**PROVIDED PASSAGE:**
I get no indication that NFL kickers are regularly monitored and coached on
their technique, which would actually give an indication of why they missed
field goals and whether that result was bad luck or if the kicker is doing
something that would indicate his struggles are likely to continue.
THE SOLUTION: HIRE
PAUL WOODSIDE (OR SOMEONE LIKE HIM)
Consider this passage from the excellent book A Few Secondsof Panic, written by the sports writer Stefan Fatsis as he embedded himself in
a Denver Broncos training camp and tried to convert his soccer skills to field
goal kicking:
“… I learned the basics of kicking. Where to position my
left, plant foot (about a foot to the left of the ball). How to take a
backswing (left knee slightly bent, upper body straight, left arm extended to
the side for balance, right heel reaching back to the right buttock, right foot
pointed and locked like Baryshnikov’s). How to execute a proper downswing (snap
the lower leg, keep the right foot locked and perpendicular to the body when
striking the ball). How to finish the kick (straight at the goalposts).”
That’s a lot of technique; it sounds every bit as subtle as
a baseball or golf swing. The tiniest flaw can throw everything off. So this
leads me to what I have always thought is an obvious question:
Why don’t NFL teams have placekicking coaches?

Entries taken from a collection
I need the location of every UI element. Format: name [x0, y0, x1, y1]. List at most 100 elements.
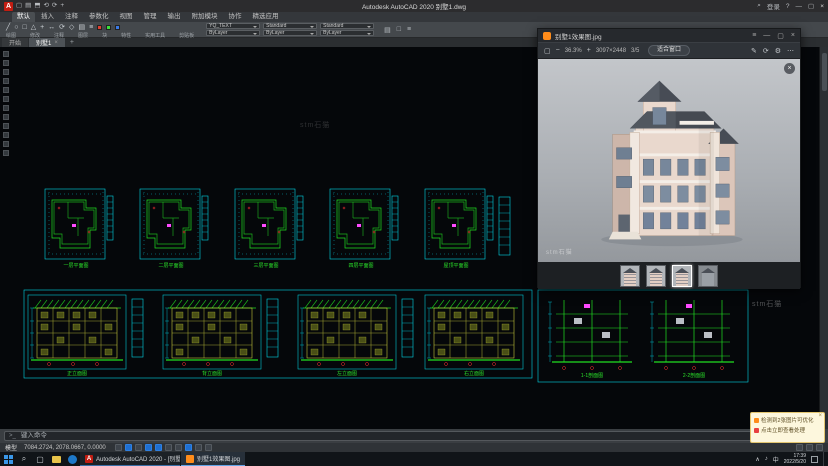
- osnap-toggle[interactable]: [155, 444, 162, 451]
- elevation-3[interactable]: [298, 295, 396, 369]
- elevation-2[interactable]: [163, 295, 261, 369]
- plot-icon[interactable]: +: [60, 1, 64, 11]
- command-input[interactable]: >_ 键入命令: [4, 431, 824, 441]
- maximize-button[interactable]: ▢: [808, 2, 814, 10]
- zoom-out-icon[interactable]: −: [556, 47, 560, 54]
- text-style-combo[interactable]: YQ_TEXT: [206, 23, 260, 29]
- array-tool-icon[interactable]: ▤: [78, 23, 85, 32]
- image-close-icon[interactable]: ×: [784, 63, 795, 74]
- schedule-table[interactable]: [499, 197, 510, 255]
- snap-toggle[interactable]: [125, 444, 132, 451]
- thumbnail-3-selected[interactable]: [672, 265, 692, 287]
- save-icon[interactable]: ⬒: [34, 1, 40, 11]
- panel-label-draw[interactable]: 绘图: [6, 32, 16, 39]
- viewer-minimize-button[interactable]: —: [763, 32, 770, 40]
- annotation-scale-button[interactable]: [796, 444, 803, 451]
- floor-plan-4[interactable]: [330, 189, 398, 259]
- section-1[interactable]: [548, 300, 632, 370]
- panel-label-annotate[interactable]: 注释: [54, 32, 64, 39]
- thumbnail-2[interactable]: [646, 265, 666, 287]
- open-file-icon[interactable]: ▤: [25, 1, 31, 11]
- panel-label-modify[interactable]: 修改: [30, 32, 40, 39]
- thumbnail-4[interactable]: [698, 265, 718, 287]
- panel-label-utilities[interactable]: 实用工具: [145, 32, 165, 39]
- thumbnail-1[interactable]: [620, 265, 640, 287]
- tab-addins[interactable]: 附加模块: [187, 12, 223, 22]
- lineweight-toggle[interactable]: [175, 444, 182, 451]
- autocad-logo-icon[interactable]: A: [4, 2, 13, 11]
- tab-featured-apps[interactable]: 精选应用: [248, 12, 284, 22]
- section-2[interactable]: [650, 300, 734, 370]
- dynamic-input-toggle[interactable]: [185, 444, 192, 451]
- rectangle-tool-icon[interactable]: □: [22, 23, 26, 32]
- filetab-close-icon[interactable]: ×: [54, 40, 58, 46]
- linetype-combo[interactable]: ByLayer: [263, 30, 317, 36]
- close-button[interactable]: ×: [820, 3, 824, 10]
- fit-to-window-button[interactable]: 适合窗口: [648, 45, 690, 56]
- schedule-table[interactable]: [132, 299, 143, 357]
- taskbar-clock[interactable]: 17:39 2022/5/20: [784, 453, 806, 465]
- circle-tool-icon[interactable]: ○: [14, 23, 18, 32]
- undo-icon[interactable]: ⟲: [43, 1, 48, 11]
- ime-indicator[interactable]: 中: [773, 455, 779, 464]
- transparency-toggle[interactable]: [195, 444, 202, 451]
- layer-color-chip-blue[interactable]: [115, 25, 120, 30]
- model-space-label[interactable]: 模型: [5, 443, 17, 452]
- rotate-tool-icon[interactable]: ⟳: [59, 23, 65, 32]
- search-icon[interactable]: ⌕: [757, 2, 761, 10]
- start-button[interactable]: [0, 452, 16, 466]
- layer-color-chip-red[interactable]: [97, 25, 102, 30]
- panel-label-properties[interactable]: 特性: [121, 32, 131, 39]
- action-center-icon[interactable]: [811, 456, 818, 463]
- viewer-close-button[interactable]: ×: [791, 32, 795, 40]
- trim-tool-icon[interactable]: ◇: [69, 23, 74, 32]
- taskbar-button-image-viewer[interactable]: 别墅1效果图.jpg: [181, 452, 245, 466]
- edge-browser-icon[interactable]: [64, 452, 80, 466]
- polygon-tool-icon[interactable]: △: [31, 23, 36, 32]
- layer-color-chip-green[interactable]: [106, 25, 111, 30]
- viewer-image-area[interactable]: ×: [538, 59, 800, 262]
- tab-insert[interactable]: 插入: [36, 12, 59, 22]
- help-icon[interactable]: ?: [786, 3, 790, 10]
- tab-output[interactable]: 输出: [163, 12, 186, 22]
- measure-tool-icon[interactable]: ▤: [384, 26, 391, 34]
- tab-default[interactable]: 默认: [12, 12, 35, 22]
- edit-icon[interactable]: ✎: [751, 47, 757, 55]
- dim-style-combo[interactable]: Standard: [263, 23, 317, 29]
- color-combo[interactable]: ByLayer: [206, 30, 260, 36]
- tab-collaborate[interactable]: 协作: [224, 12, 247, 22]
- minimize-button[interactable]: —: [796, 3, 803, 10]
- otrack-toggle[interactable]: [165, 444, 172, 451]
- move-tool-icon[interactable]: ↔: [48, 23, 55, 32]
- selection-cycling-toggle[interactable]: [205, 444, 212, 451]
- floor-plan-2[interactable]: [140, 189, 208, 259]
- notification-line2[interactable]: 点击立即查看处理: [761, 426, 805, 434]
- polar-toggle[interactable]: [145, 444, 152, 451]
- layers-tool-icon[interactable]: ≡: [89, 23, 93, 32]
- line-tool-icon[interactable]: ╱: [6, 23, 10, 32]
- tab-annotate[interactable]: 注释: [60, 12, 83, 22]
- zoom-in-icon[interactable]: +: [587, 47, 591, 54]
- paste-tool-icon[interactable]: □: [397, 26, 401, 33]
- tray-expand-icon[interactable]: ∧: [755, 456, 759, 463]
- viewer-menu-icon[interactable]: ≡: [752, 32, 756, 40]
- customize-button[interactable]: [816, 444, 823, 451]
- elevation-4[interactable]: [425, 295, 523, 369]
- signin-label[interactable]: 登录: [767, 1, 780, 11]
- taskbar-search-icon[interactable]: ⌕: [16, 452, 32, 466]
- new-file-icon[interactable]: ▢: [16, 1, 22, 11]
- panel-label-layers[interactable]: 图层: [78, 32, 88, 39]
- rotate-icon[interactable]: ⟳: [763, 47, 769, 55]
- volume-icon[interactable]: ♪: [765, 456, 768, 462]
- floor-plan-3[interactable]: [235, 189, 303, 259]
- fullscreen-icon[interactable]: ▢: [544, 47, 551, 55]
- viewer-titlebar[interactable]: 别墅1效果图.jpg ≡ — ▢ ×: [538, 29, 800, 42]
- table-style-combo[interactable]: Standard: [320, 23, 374, 29]
- schedule-table[interactable]: [267, 299, 278, 357]
- lineweight-combo[interactable]: ByLayer: [320, 30, 374, 36]
- hatch-tool-icon[interactable]: +: [40, 23, 44, 32]
- redo-icon[interactable]: ⟳: [52, 1, 57, 11]
- tab-view[interactable]: 视图: [115, 12, 138, 22]
- workspace-switch-button[interactable]: [806, 444, 813, 451]
- task-view-icon[interactable]: ▢: [32, 452, 48, 466]
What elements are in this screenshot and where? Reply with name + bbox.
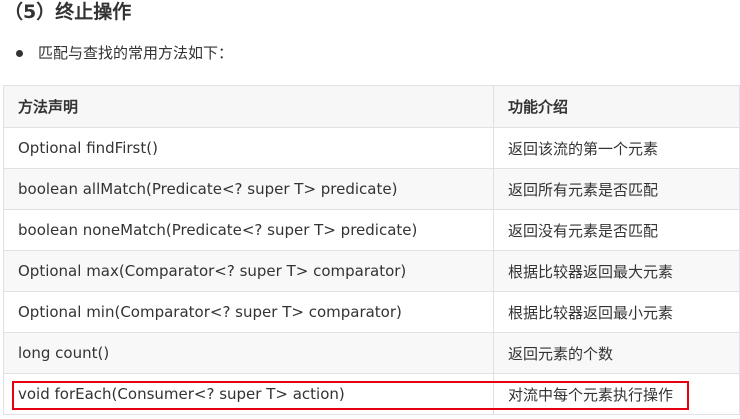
table-row: Optional max(Comparator<? super T> compa… xyxy=(3,250,740,292)
bullet-text: 匹配与查找的常用方法如下： xyxy=(38,44,234,62)
description-cell: 返回该流的第一个元素 xyxy=(493,127,740,169)
method-cell: Optional max(Comparator<? super T> compa… xyxy=(3,250,494,292)
method-cell: boolean allMatch(Predicate<? super T> pr… xyxy=(3,168,494,210)
method-cell: long count() xyxy=(3,332,494,374)
header-method: 方法声明 xyxy=(3,85,494,128)
table-row: boolean allMatch(Predicate<? super T> pr… xyxy=(3,168,740,210)
table-row: long count() 返回元素的个数 xyxy=(3,332,740,374)
description-cell: 根据比较器返回最小元素 xyxy=(493,291,740,333)
method-cell: boolean noneMatch(Predicate<? super T> p… xyxy=(3,209,494,251)
header-description: 功能介绍 xyxy=(493,85,740,128)
description-cell: 返回元素的个数 xyxy=(493,332,740,374)
table-row: Optional findFirst() 返回该流的第一个元素 xyxy=(3,127,740,169)
section-heading: （5）终止操作 xyxy=(4,1,132,23)
table-header-row: 方法声明 功能介绍 xyxy=(3,85,740,128)
table-row: boolean noneMatch(Predicate<? super T> p… xyxy=(3,209,740,251)
description-cell: 根据比较器返回最大元素 xyxy=(493,250,740,292)
description-cell: 返回没有元素是否匹配 xyxy=(493,209,740,251)
table-row-highlighted: void forEach(Consumer<? super T> action)… xyxy=(3,373,740,415)
table-row: Optional min(Comparator<? super T> compa… xyxy=(3,291,740,333)
method-cell: void forEach(Consumer<? super T> action) xyxy=(3,373,494,415)
method-cell: Optional findFirst() xyxy=(3,127,494,169)
description-cell: 返回所有元素是否匹配 xyxy=(493,168,740,210)
methods-table: 方法声明 功能介绍 Optional findFirst() 返回该流的第一个元… xyxy=(3,85,740,415)
description-cell: 对流中每个元素执行操作 xyxy=(493,373,740,415)
bullet-icon xyxy=(16,50,23,57)
method-cell: Optional min(Comparator<? super T> compa… xyxy=(3,291,494,333)
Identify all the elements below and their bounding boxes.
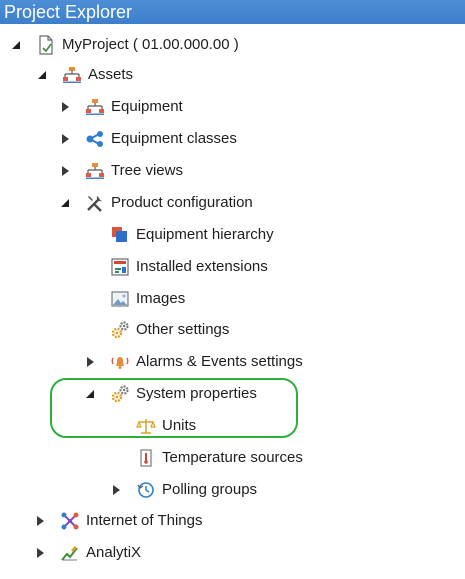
tree-item-label: System properties	[136, 385, 257, 402]
tree-item-label: Other settings	[136, 321, 230, 338]
tree-item-label: Assets	[88, 66, 134, 83]
image-icon	[110, 289, 130, 309]
tree-item-label: Equipment hierarchy	[136, 226, 274, 243]
tree-item-equipment-hierarchy[interactable]: Equipment hierarchy	[84, 221, 274, 249]
gears-icon	[110, 384, 130, 404]
collapse-arrow-icon[interactable]	[59, 189, 71, 217]
analytics-icon	[60, 543, 80, 563]
tree-item-label: Tree views	[111, 162, 183, 179]
tree-item-label: Product configuration	[111, 194, 253, 211]
collapse-arrow-icon[interactable]	[36, 61, 48, 89]
hierarchy-icon	[62, 65, 82, 85]
tree-item-installed-extensions[interactable]: Installed extensions	[84, 253, 268, 281]
tree-item-label: Polling groups	[162, 481, 258, 498]
expand-arrow-icon[interactable]	[84, 348, 96, 376]
extensions-icon	[110, 257, 130, 277]
tree-item-label: Equipment classes	[111, 130, 237, 147]
clock-refresh-icon	[136, 480, 156, 500]
tree-item-alarms-events-settings[interactable]: Alarms & Events settings	[84, 348, 303, 376]
gears-icon	[110, 320, 130, 340]
tree-item-images[interactable]: Images	[84, 285, 185, 313]
tree-item-label: MyProject ( 01.00.000.00 )	[62, 36, 239, 53]
share-nodes-icon	[85, 129, 105, 149]
tree-item-equipment[interactable]: Equipment	[59, 93, 183, 121]
expand-arrow-icon[interactable]	[59, 157, 71, 185]
expand-arrow-icon[interactable]	[110, 476, 122, 504]
hierarchy-icon	[85, 97, 105, 117]
tree-item-assets[interactable]: Assets	[36, 61, 133, 89]
tree-item-temperature-sources[interactable]: Temperature sources	[110, 444, 303, 472]
tree-item-label: Internet of Things	[86, 512, 203, 529]
collapse-arrow-icon[interactable]	[10, 31, 22, 59]
project-file-icon	[36, 35, 56, 55]
alarm-bell-icon	[110, 352, 130, 372]
tree-item-label: AnalytiX	[86, 544, 142, 561]
panel-title: Project Explorer	[0, 0, 465, 24]
tree-item-label: Alarms & Events settings	[136, 353, 303, 370]
tree-item-analytix[interactable]: AnalytiX	[34, 539, 141, 567]
tree-item-label: Installed extensions	[136, 258, 268, 275]
project-explorer-panel: Project Explorer MyProject ( 01.00.000.0…	[0, 0, 465, 579]
collapse-arrow-icon[interactable]	[84, 380, 96, 408]
tree-item-internet-of-things[interactable]: Internet of Things	[34, 507, 202, 535]
tree-item-polling-groups[interactable]: Polling groups	[110, 476, 257, 504]
expand-arrow-icon[interactable]	[34, 507, 46, 535]
tools-icon	[85, 193, 105, 213]
tree-item-other-settings[interactable]: Other settings	[84, 316, 229, 344]
tree-item-equipment-classes[interactable]: Equipment classes	[59, 125, 237, 153]
tree-item-myproject[interactable]: MyProject ( 01.00.000.00 )	[10, 31, 239, 59]
expand-arrow-icon[interactable]	[59, 93, 71, 121]
network-nodes-icon	[60, 511, 80, 531]
tree-item-label: Units	[162, 417, 197, 434]
tree-item-product-configuration[interactable]: Product configuration	[59, 189, 253, 217]
equipment-hierarchy-icon	[110, 225, 130, 245]
expand-arrow-icon[interactable]	[34, 539, 46, 567]
tree-item-label: Images	[136, 290, 186, 307]
tree-item-tree-views[interactable]: Tree views	[59, 157, 183, 185]
thermometer-icon	[136, 448, 156, 468]
scale-icon	[136, 416, 156, 436]
tree-item-label: Temperature sources	[162, 449, 303, 466]
tree-item-units[interactable]: Units	[110, 412, 196, 440]
tree-item-label: Equipment	[111, 98, 183, 115]
hierarchy-icon	[85, 161, 105, 181]
tree-item-system-properties[interactable]: System properties	[84, 380, 257, 408]
expand-arrow-icon[interactable]	[59, 125, 71, 153]
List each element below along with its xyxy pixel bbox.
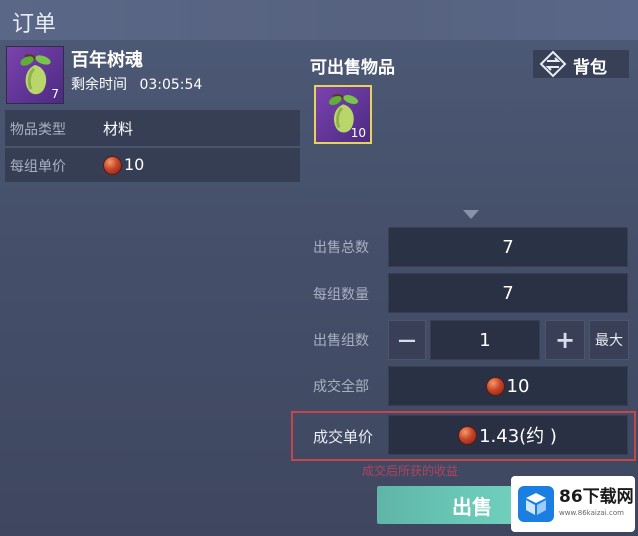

**STATED PROBLEM 1:**
Extract the entries from the line containing "- osnap-toggle[interactable]: [155, 444, 162, 451]" down through the line containing "- open-file-icon[interactable]: ▤: [25, 1, 31, 11]", both included, and repeat each line unchanged.
**STATED PROBLEM 2:**
Write what comes next in the passage on NFL kickers, continuing after its final sentence.

**WRITTEN RESPONSE 1:**
- osnap-toggle[interactable]: [155, 444, 162, 451]
- elevation-3[interactable]: [298, 295, 396, 369]
- elevation-2[interactable]: [163, 295, 261, 369]
- plot-icon[interactable]: +: [60, 1, 64, 11]
- command-input[interactable]: >_ 键入命令: [4, 431, 824, 441]
- maximize-button[interactable]: ▢: [808, 2, 814, 10]
- zoom-out-icon[interactable]: −: [556, 47, 560, 54]
- text-style-combo[interactable]: YQ_TEXT: [206, 23, 260, 29]
- array-tool-icon[interactable]: ▤: [78, 23, 85, 32]
- image-close-icon[interactable]: ×: [784, 63, 795, 74]
- schedule-table[interactable]: [499, 197, 510, 255]
- snap-toggle[interactable]: [125, 444, 132, 451]
- thumbnail-3-selected[interactable]: [672, 265, 692, 287]
- save-icon[interactable]: ⬒: [34, 1, 40, 11]
- panel-label-draw[interactable]: 绘图: [6, 32, 16, 39]
- viewer-minimize-button[interactable]: —: [763, 32, 770, 40]
- annotation-scale-button[interactable]: [796, 444, 803, 451]
- floor-plan-4[interactable]: [330, 189, 398, 259]
- section-1[interactable]: [548, 300, 632, 370]
- panel-label-annotate[interactable]: 注释: [54, 32, 64, 39]
- thumbnail-2[interactable]: [646, 265, 666, 287]
- open-file-icon[interactable]: ▤: [25, 1, 31, 11]

**WRITTEN RESPONSE 2:**
In the book Fatsis hires a man named Paul Woodside who
coaches instructional camps for teenage kickers. It is with Woodside – not a
team employee – whom Fatsis consults on his technique and mental approach. If
NFL coaching staffs, even the special teams coaches, are capable of detailed
one-on-one instruction of their kickers, then I am unable to find public
references to it.
Given that one or two missed field goals a year can mean the
difference between a playoff appearance and a fired coaching staff, I am
surprised that proper instruction and evaluation of kickers is not considered more of a
priority.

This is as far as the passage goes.